● GIVEN REQUEST: Check each line of the records below and collect those that include the word "color".

● Extracts from a graphics dataset:
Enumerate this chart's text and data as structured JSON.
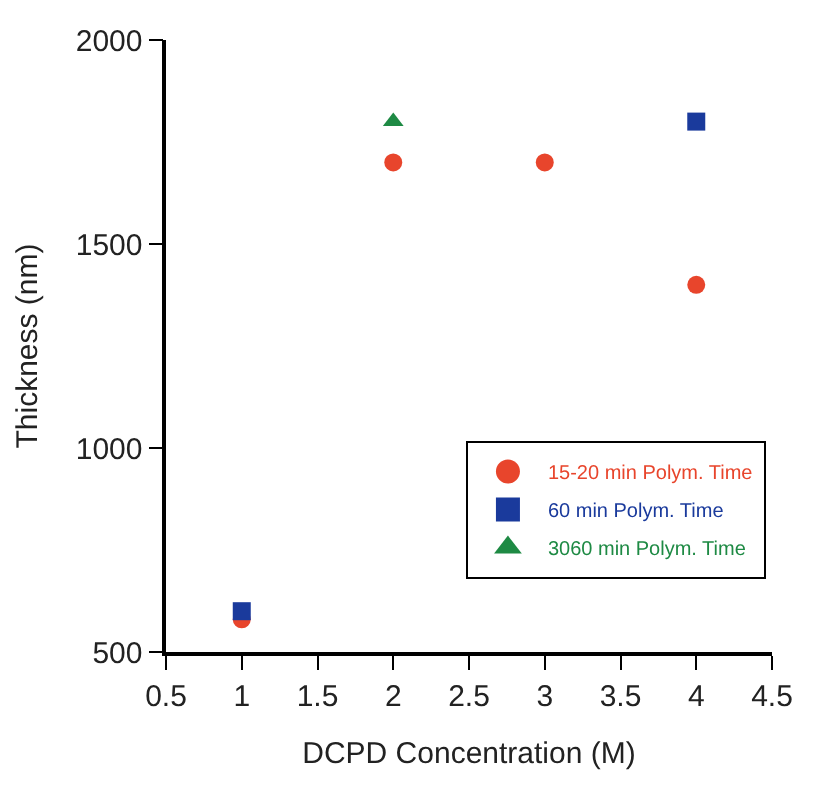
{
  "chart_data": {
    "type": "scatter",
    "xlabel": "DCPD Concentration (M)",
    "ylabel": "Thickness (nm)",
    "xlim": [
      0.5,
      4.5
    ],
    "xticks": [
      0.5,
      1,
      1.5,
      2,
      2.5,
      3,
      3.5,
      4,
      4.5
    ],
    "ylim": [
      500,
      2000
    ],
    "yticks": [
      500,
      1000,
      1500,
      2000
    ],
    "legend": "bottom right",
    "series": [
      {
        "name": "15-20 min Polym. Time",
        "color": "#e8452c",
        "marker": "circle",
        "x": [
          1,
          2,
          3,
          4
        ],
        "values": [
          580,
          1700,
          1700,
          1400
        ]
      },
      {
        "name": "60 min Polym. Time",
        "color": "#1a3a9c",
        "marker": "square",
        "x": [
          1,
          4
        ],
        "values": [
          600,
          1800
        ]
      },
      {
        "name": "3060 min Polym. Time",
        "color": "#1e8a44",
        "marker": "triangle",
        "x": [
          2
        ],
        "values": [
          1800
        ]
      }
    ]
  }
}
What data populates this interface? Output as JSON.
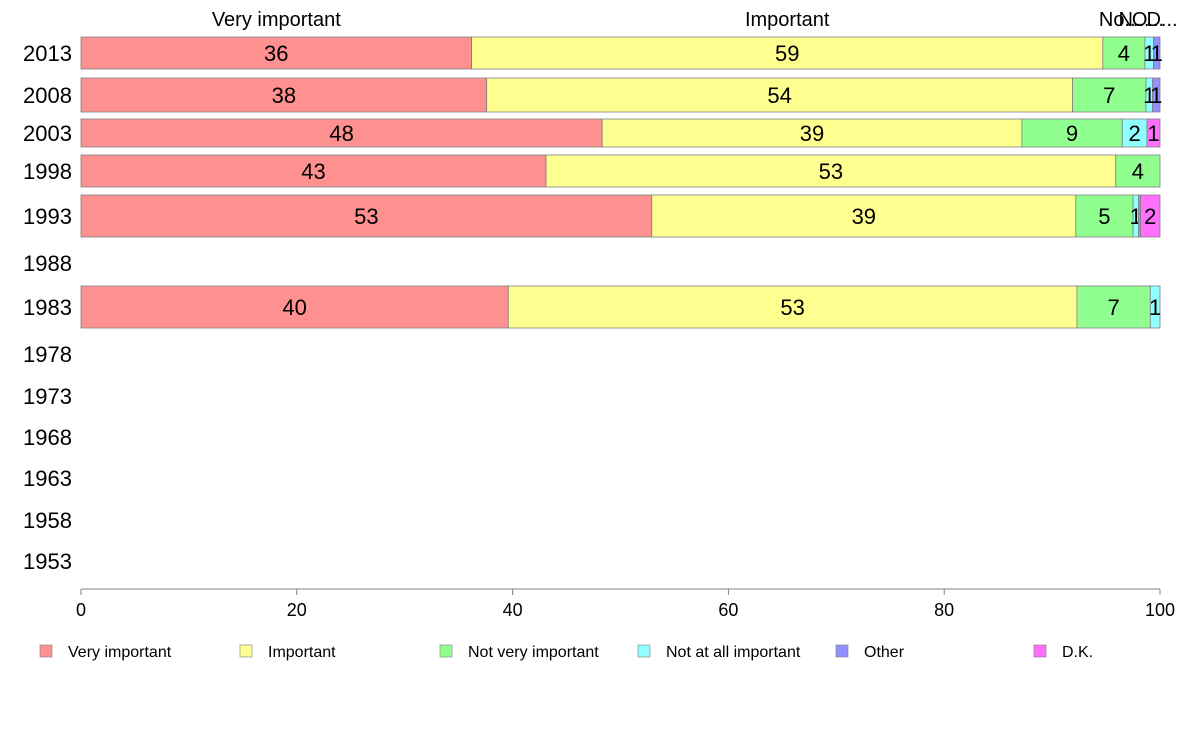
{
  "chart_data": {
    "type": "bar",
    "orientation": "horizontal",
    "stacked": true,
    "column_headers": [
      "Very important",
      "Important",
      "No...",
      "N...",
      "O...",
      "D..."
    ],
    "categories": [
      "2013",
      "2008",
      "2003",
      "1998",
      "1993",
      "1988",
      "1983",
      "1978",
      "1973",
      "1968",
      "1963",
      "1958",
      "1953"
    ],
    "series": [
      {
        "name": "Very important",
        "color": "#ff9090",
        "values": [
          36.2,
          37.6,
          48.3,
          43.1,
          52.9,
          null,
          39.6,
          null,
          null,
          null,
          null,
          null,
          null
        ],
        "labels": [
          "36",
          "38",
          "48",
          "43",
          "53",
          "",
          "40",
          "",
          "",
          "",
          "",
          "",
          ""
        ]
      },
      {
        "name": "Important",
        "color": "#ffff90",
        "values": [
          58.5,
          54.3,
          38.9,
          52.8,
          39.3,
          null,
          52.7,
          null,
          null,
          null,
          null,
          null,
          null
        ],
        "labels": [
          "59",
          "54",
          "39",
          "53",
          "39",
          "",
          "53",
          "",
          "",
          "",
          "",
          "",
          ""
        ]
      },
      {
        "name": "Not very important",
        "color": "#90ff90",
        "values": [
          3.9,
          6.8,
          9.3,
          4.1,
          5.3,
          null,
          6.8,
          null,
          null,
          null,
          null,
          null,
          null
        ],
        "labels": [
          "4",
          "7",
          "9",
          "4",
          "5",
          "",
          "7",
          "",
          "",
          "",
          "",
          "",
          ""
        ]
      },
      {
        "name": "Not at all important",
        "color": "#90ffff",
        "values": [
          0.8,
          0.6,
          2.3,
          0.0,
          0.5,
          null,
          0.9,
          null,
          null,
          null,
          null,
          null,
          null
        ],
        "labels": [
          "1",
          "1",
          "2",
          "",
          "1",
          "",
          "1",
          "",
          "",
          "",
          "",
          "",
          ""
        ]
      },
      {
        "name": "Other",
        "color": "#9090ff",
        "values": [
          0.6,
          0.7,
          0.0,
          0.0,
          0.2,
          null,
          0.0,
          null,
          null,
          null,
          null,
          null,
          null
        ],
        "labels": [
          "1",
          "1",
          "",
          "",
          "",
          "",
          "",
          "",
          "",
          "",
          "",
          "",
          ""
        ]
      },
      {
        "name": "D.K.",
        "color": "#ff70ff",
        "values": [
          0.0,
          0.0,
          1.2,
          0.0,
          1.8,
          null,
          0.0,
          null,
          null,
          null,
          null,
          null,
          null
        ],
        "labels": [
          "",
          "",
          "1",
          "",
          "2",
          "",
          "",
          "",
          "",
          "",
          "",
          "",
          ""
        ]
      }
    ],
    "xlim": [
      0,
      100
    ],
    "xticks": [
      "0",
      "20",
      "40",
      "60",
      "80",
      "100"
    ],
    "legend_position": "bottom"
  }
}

● WRITTEN ANSWER:
        "color": "#e8452c",
        "color": "#1a3a9c",
        "color": "#1e8a44",
        "color": "#ff9090",
        "color": "#ffff90",
        "color": "#90ff90",
        "color": "#90ffff",
        "color": "#9090ff",
        "color": "#ff70ff",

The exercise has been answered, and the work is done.